┏━━

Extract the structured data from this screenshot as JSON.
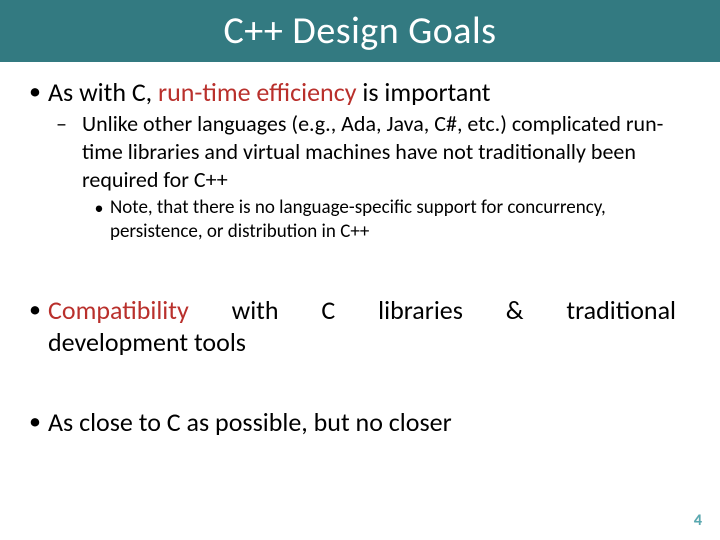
{
  "title": "C++ Design Goals",
  "bullets": {
    "b1_pre": "As with C, ",
    "b1_emph": "run-time efficiency",
    "b1_post": " is important",
    "b1_sub": "Unlike other languages (e.g., Ada, Java, C#, etc.) complicated run-time libraries and virtual machines have not traditionally been required for C++",
    "b1_note": "Note, that there is no language-specific support for concurrency, persistence, or distribution in C++",
    "b2_emph": "Compatibility",
    "b2_line1_rest": " with C libraries & traditional",
    "b2_line2": "development tools",
    "b3": "As close to C as possible, but no closer"
  },
  "glyphs": {
    "dot": "•",
    "dash": "–"
  },
  "page_number": "4"
}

┗━━

Restate the whole listing above exactly, please, omitting every image.

Response to this task ::
Extract the structured data from this screenshot as JSON.
{
  "title": "C++ Design Goals",
  "bullets": {
    "b1_pre": "As with C, ",
    "b1_emph": "run-time efficiency",
    "b1_post": " is important",
    "b1_sub": "Unlike other languages (e.g., Ada, Java, C#, etc.) complicated run-time libraries and virtual machines have not traditionally been required for C++",
    "b1_note": "Note, that there is no language-specific support for concurrency, persistence, or distribution in C++",
    "b2_emph": "Compatibility",
    "b2_line1_rest": " with C libraries & traditional",
    "b2_line2": "development tools",
    "b3": "As close to C as possible, but no closer"
  },
  "glyphs": {
    "dot": "•",
    "dash": "–"
  },
  "page_number": "4"
}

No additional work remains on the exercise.